> [Problem description] Comb the records below for the string "style" and copy each line where it turns up.
-- start Input data --
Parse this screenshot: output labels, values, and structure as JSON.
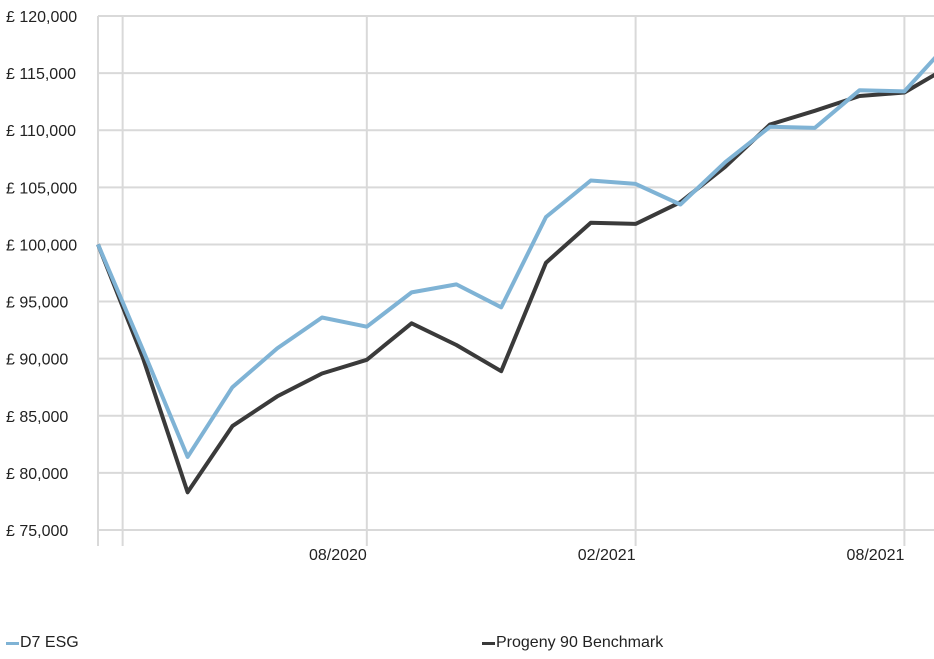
{
  "chart_data": {
    "type": "line",
    "y_tick_labels": [
      "£ 75,000",
      "£ 80,000",
      "£ 85,000",
      "£ 90,000",
      "£ 95,000",
      "£ 100,000",
      "£ 105,000",
      "£ 110,000",
      "£ 115,000",
      "£ 120,000"
    ],
    "y_ticks": [
      75000,
      80000,
      85000,
      90000,
      95000,
      100000,
      105000,
      110000,
      115000,
      120000
    ],
    "ylim": [
      75000,
      120000
    ],
    "x_tick_labels": [
      "08/2020",
      "02/2021",
      "08/2021"
    ],
    "x_tick_positions": [
      11,
      17,
      23
    ],
    "xlim": [
      0,
      23
    ],
    "grid": "both",
    "legend_position": "bottom",
    "series": [
      {
        "name": "D7 ESG",
        "color": "#7fb3d5",
        "values": [
          100000,
          90800,
          81400,
          87500,
          90900,
          93600,
          92800,
          95800,
          96500,
          94500,
          102400,
          105600,
          105300,
          103500,
          107200,
          110300,
          110200,
          113500,
          113400,
          117700
        ]
      },
      {
        "name": "Progeny 90 Benchmark",
        "color": "#3a3a3a",
        "values": [
          100000,
          90100,
          78300,
          84100,
          86700,
          88700,
          89900,
          93100,
          91200,
          88900,
          98400,
          101900,
          101800,
          103700,
          106800,
          110500,
          111700,
          113000,
          113300,
          115600
        ]
      }
    ]
  }
}
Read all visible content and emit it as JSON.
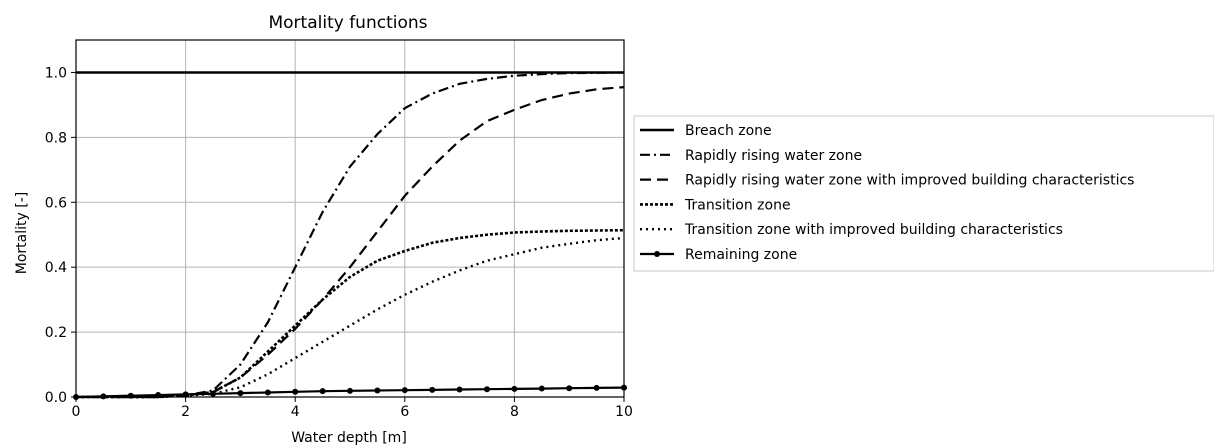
{
  "chart_data": {
    "type": "line",
    "title": "Mortality functions",
    "xlabel": "Water depth [m]",
    "ylabel": "Mortality [-]",
    "xlim": [
      0,
      10
    ],
    "ylim": [
      0,
      1.1
    ],
    "xticks": [
      0,
      2,
      4,
      6,
      8,
      10
    ],
    "yticks": [
      0.0,
      0.2,
      0.4,
      0.6,
      0.8,
      1.0
    ],
    "xtick_labels": [
      "0",
      "2",
      "4",
      "6",
      "8",
      "10"
    ],
    "ytick_labels": [
      "0.0",
      "0.2",
      "0.4",
      "0.6",
      "0.8",
      "1.0"
    ],
    "grid": true,
    "legend_position": "outside-right",
    "x": [
      0,
      0.5,
      1,
      1.5,
      2,
      2.5,
      3,
      3.5,
      4,
      4.5,
      5,
      5.5,
      6,
      6.5,
      7,
      7.5,
      8,
      8.5,
      9,
      9.5,
      10
    ],
    "series": [
      {
        "name": "Breach zone",
        "style": "solid",
        "values": [
          1,
          1,
          1,
          1,
          1,
          1,
          1,
          1,
          1,
          1,
          1,
          1,
          1,
          1,
          1,
          1,
          1,
          1,
          1,
          1,
          1
        ]
      },
      {
        "name": "Rapidly rising water zone",
        "style": "dashdot",
        "values": [
          0,
          0,
          0,
          0,
          0.005,
          0.02,
          0.1,
          0.23,
          0.4,
          0.57,
          0.71,
          0.81,
          0.89,
          0.935,
          0.965,
          0.98,
          0.99,
          0.995,
          0.998,
          0.999,
          1.0
        ]
      },
      {
        "name": "Rapidly rising water zone with improved building characteristics",
        "style": "dashed",
        "values": [
          0,
          0,
          0,
          0,
          0.005,
          0.015,
          0.06,
          0.13,
          0.21,
          0.3,
          0.4,
          0.51,
          0.62,
          0.71,
          0.79,
          0.85,
          0.885,
          0.915,
          0.935,
          0.948,
          0.955
        ]
      },
      {
        "name": "Transition zone",
        "style": "densely-dotted",
        "values": [
          0,
          0,
          0,
          0,
          0.005,
          0.015,
          0.06,
          0.14,
          0.22,
          0.3,
          0.37,
          0.42,
          0.45,
          0.475,
          0.49,
          0.5,
          0.507,
          0.51,
          0.512,
          0.513,
          0.514
        ]
      },
      {
        "name": "Transition zone with improved building characteristics",
        "style": "dotted",
        "values": [
          0,
          0,
          0,
          0,
          0.004,
          0.01,
          0.03,
          0.07,
          0.12,
          0.17,
          0.22,
          0.27,
          0.315,
          0.355,
          0.39,
          0.42,
          0.44,
          0.46,
          0.472,
          0.483,
          0.49
        ]
      },
      {
        "name": "Remaining zone",
        "style": "solid-dots",
        "values": [
          0.0,
          0.002,
          0.004,
          0.006,
          0.008,
          0.01,
          0.012,
          0.014,
          0.016,
          0.018,
          0.019,
          0.02,
          0.021,
          0.022,
          0.023,
          0.024,
          0.025,
          0.026,
          0.027,
          0.028,
          0.029
        ]
      }
    ]
  }
}
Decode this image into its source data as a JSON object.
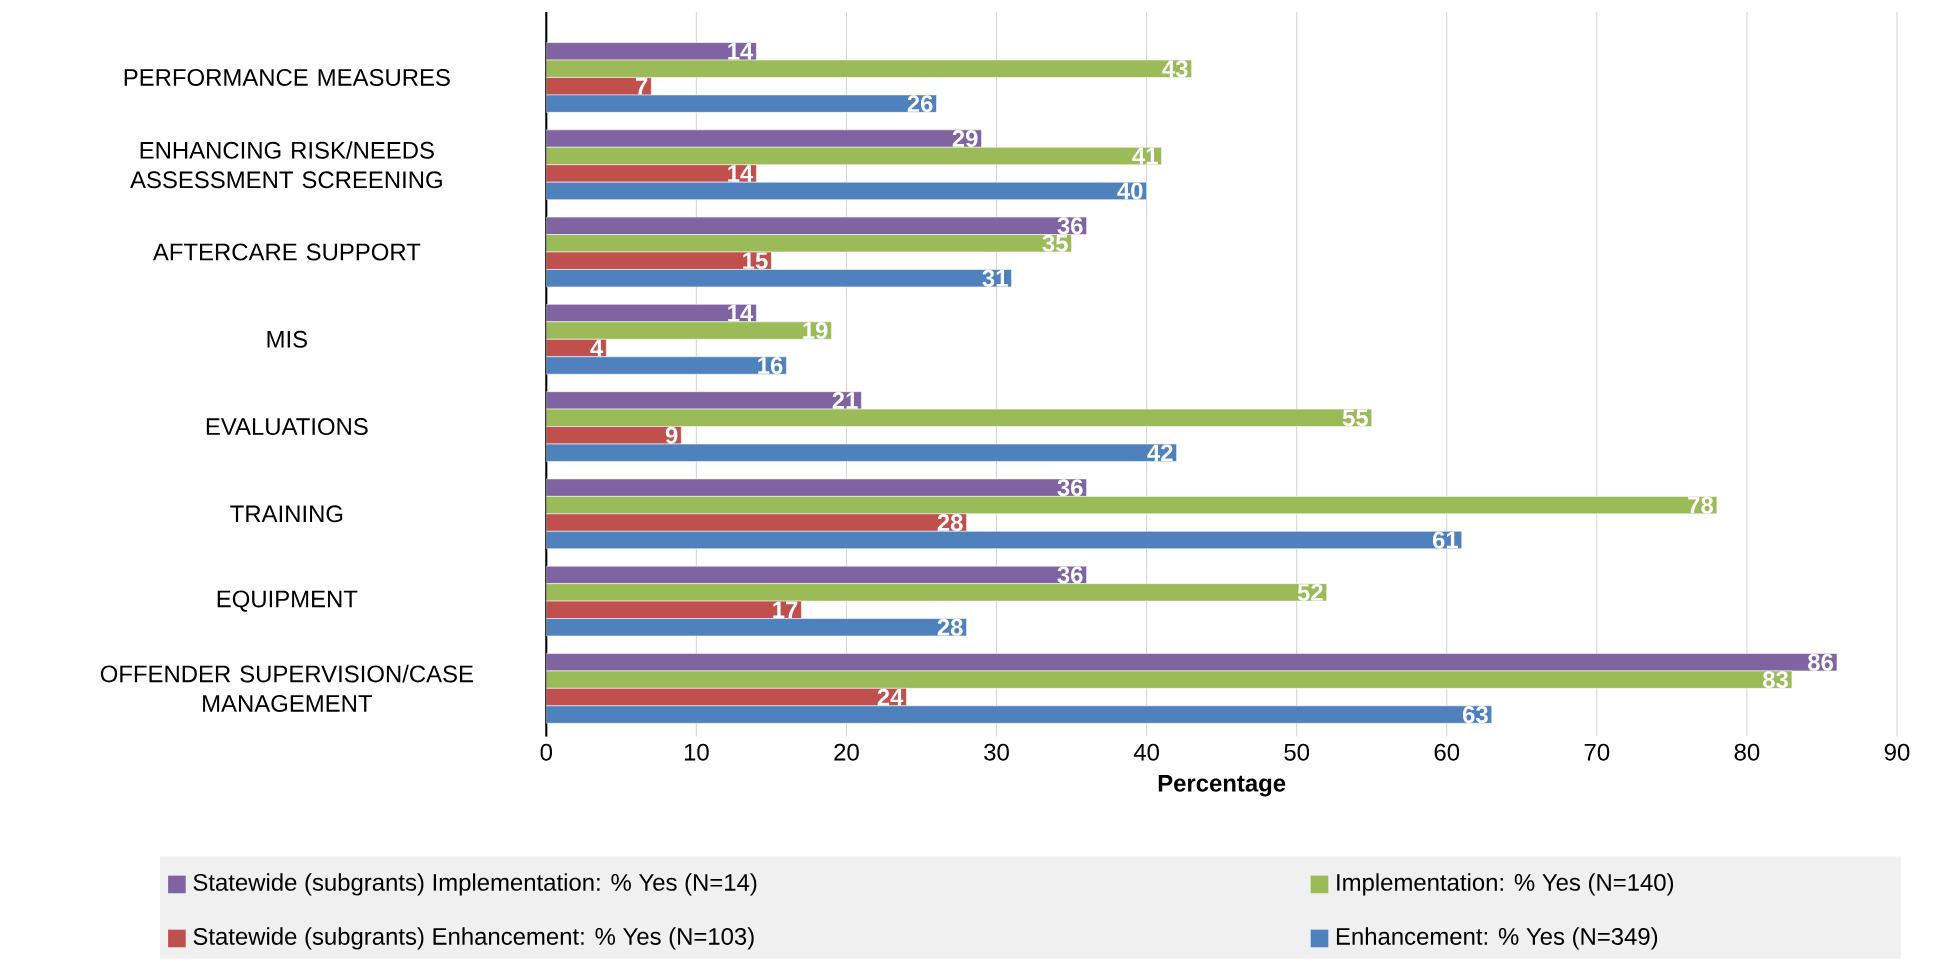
{
  "chart_data": {
    "type": "bar",
    "orientation": "horizontal",
    "xlabel": "Percentage",
    "categories": [
      "PERFORMANCE MEASURES",
      "ENHANCING RISK/NEEDS ASSESSMENT SCREENING",
      "AFTERCARE SUPPORT",
      "MIS",
      "EVALUATIONS",
      "TRAINING",
      "EQUIPMENT",
      "OFFENDER SUPERVISION/CASE MANAGEMENT"
    ],
    "series": [
      {
        "name": "Statewide (subgrants) Implementation: % Yes  (N=14)",
        "color": "#8064a2",
        "values": [
          14,
          29,
          36,
          14,
          21,
          36,
          36,
          86
        ]
      },
      {
        "name": "Implementation: % Yes  (N=140)",
        "color": "#9bbb59",
        "values": [
          43,
          41,
          35,
          19,
          55,
          78,
          52,
          83
        ]
      },
      {
        "name": "Statewide (subgrants) Enhancement:  % Yes  (N=103)",
        "color": "#c0504d",
        "values": [
          7,
          14,
          15,
          4,
          9,
          28,
          17,
          24
        ]
      },
      {
        "name": "Enhancement: % Yes  (N=349)",
        "color": "#4f81bd",
        "values": [
          26,
          40,
          31,
          16,
          42,
          61,
          28,
          63
        ]
      }
    ],
    "xlim": [
      0,
      90
    ],
    "xticks": [
      0,
      10,
      20,
      30,
      40,
      50,
      60,
      70,
      80,
      90
    ],
    "grid": "x",
    "legend": "bottom",
    "data_labels": true
  }
}
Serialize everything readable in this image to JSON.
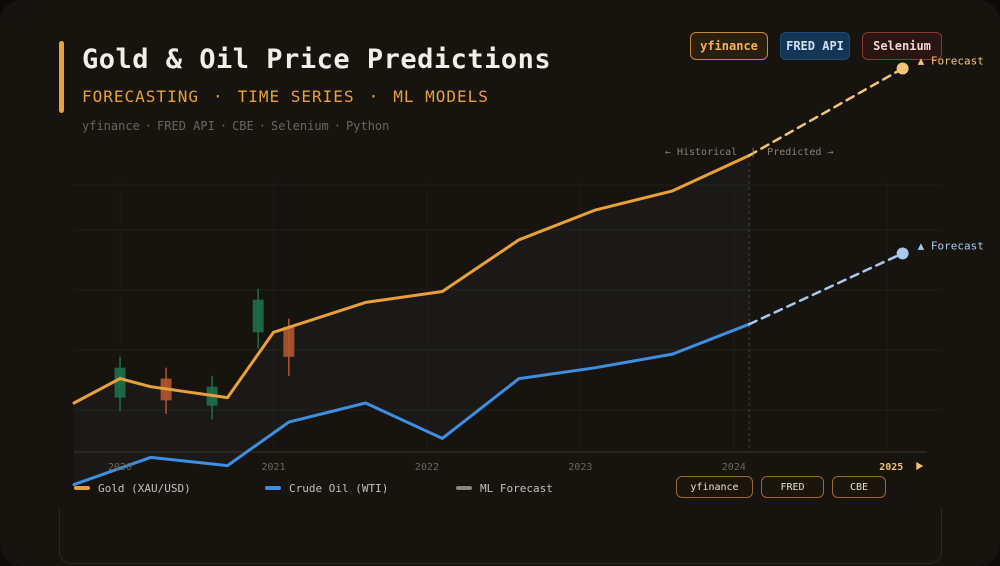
{
  "header": {
    "title": "Gold & Oil Price Predictions",
    "subtitle_parts": [
      "FORECASTING",
      "TIME SERIES",
      "ML MODELS"
    ],
    "subtitle_separator": "·",
    "tech_stack": [
      "yfinance",
      "FRED API",
      "CBE",
      "Selenium",
      "Python"
    ],
    "tech_separator": "·"
  },
  "badges": {
    "yfinance": "yfinance",
    "fred": "FRED API",
    "selenium": "Selenium"
  },
  "legend": {
    "gold": "Gold (XAU/USD)",
    "oil": "Crude Oil (WTI)",
    "forecast": "ML Forecast"
  },
  "sources": {
    "yfinance": "yfinance",
    "fred": "FRED",
    "cbe": "CBE"
  },
  "colors": {
    "gold": "#e8a03a",
    "oil": "#3f8fe0",
    "gold_forecast": "#f1c47a",
    "oil_forecast": "#a9c8ee",
    "forecast_legend": "#8a867d",
    "candle_up": "#1f6e4a",
    "candle_down": "#b4552e"
  },
  "chart_data": {
    "type": "line",
    "x_range": [
      2019.7,
      2025.35
    ],
    "y_range": [
      0,
      100
    ],
    "x_ticks": [
      "2020",
      "2021",
      "2022",
      "2023",
      "2024",
      "2025"
    ],
    "highlight_tick": "2025",
    "divider_x": 2024.1,
    "divider_label_left": "← Historical",
    "divider_label_sep": "|",
    "divider_label_right": "Predicted →",
    "series": [
      {
        "name": "Gold (XAU/USD)",
        "key": "gold",
        "x": [
          2019.7,
          2020.0,
          2020.2,
          2020.7,
          2021.0,
          2021.6,
          2022.1,
          2022.6,
          2023.1,
          2023.6,
          2024.1
        ],
        "y": [
          18,
          27,
          24,
          20,
          44,
          55,
          59,
          78,
          89,
          96,
          109
        ],
        "forecast_x": [
          2024.1,
          2025.1
        ],
        "forecast_y": [
          109,
          141
        ],
        "forecast_label": "▲ Forecast"
      },
      {
        "name": "Crude Oil (WTI)",
        "key": "oil",
        "x": [
          2019.7,
          2020.2,
          2020.7,
          2021.1,
          2021.6,
          2022.1,
          2022.6,
          2023.1,
          2023.6,
          2024.1
        ],
        "y": [
          -12,
          -2,
          -5,
          11,
          18,
          5,
          27,
          31,
          36,
          47
        ],
        "forecast_x": [
          2024.1,
          2025.1
        ],
        "forecast_y": [
          47,
          73
        ],
        "forecast_label": "▲ Forecast"
      }
    ],
    "candles": [
      {
        "x": 2020.0,
        "open": 20,
        "close": 31,
        "high": 35,
        "low": 15,
        "dir": "up"
      },
      {
        "x": 2020.3,
        "open": 27,
        "close": 19,
        "high": 31,
        "low": 14,
        "dir": "down"
      },
      {
        "x": 2020.6,
        "open": 17,
        "close": 24,
        "high": 28,
        "low": 12,
        "dir": "up"
      },
      {
        "x": 2020.9,
        "open": 44,
        "close": 56,
        "high": 60,
        "low": 38,
        "dir": "up"
      },
      {
        "x": 2021.1,
        "open": 46,
        "close": 35,
        "high": 49,
        "low": 28,
        "dir": "down"
      }
    ]
  }
}
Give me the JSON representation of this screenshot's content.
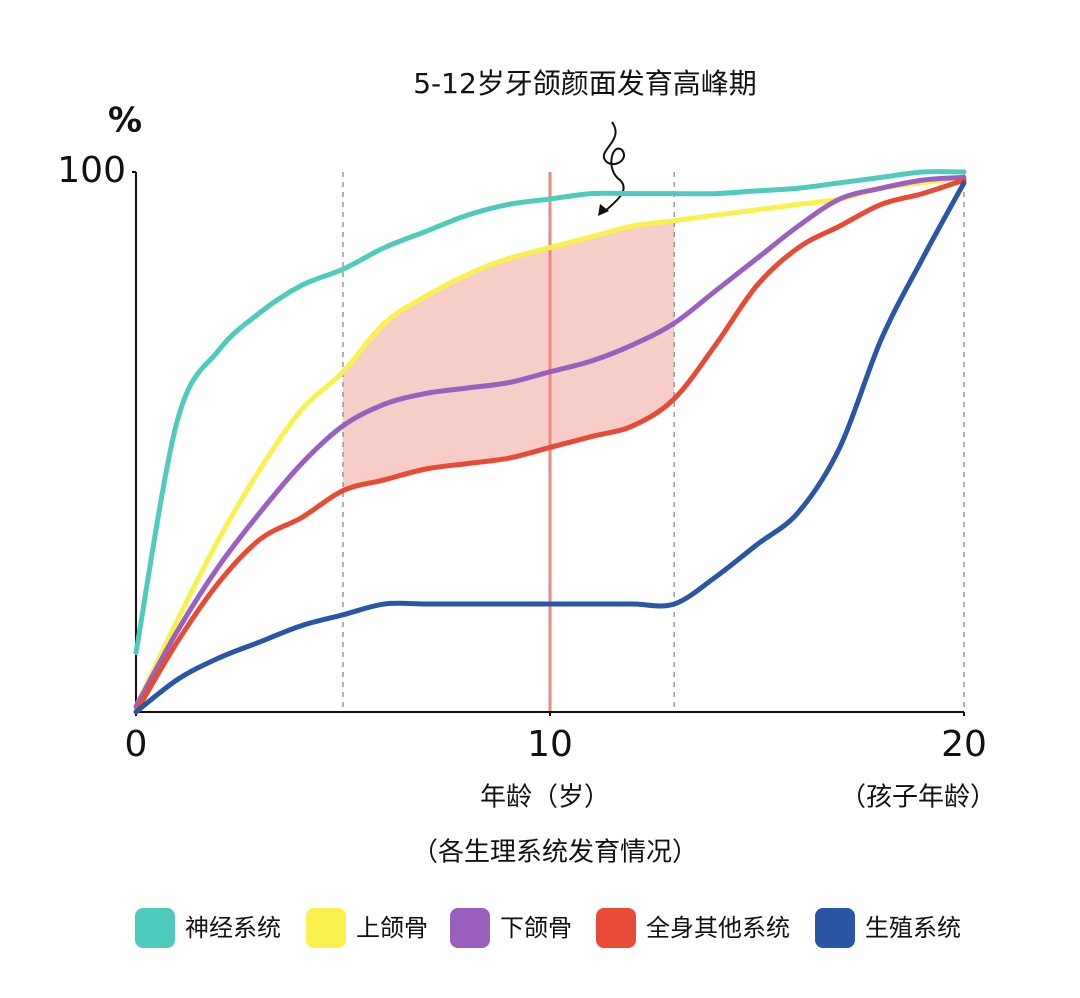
-- end Input data --
> [Full response]
        "style": "solid",
        "style": "dashdot",
        "style": "dashed",
        "style": "densely-dotted",
        "style": "dotted",
        "style": "solid-dots",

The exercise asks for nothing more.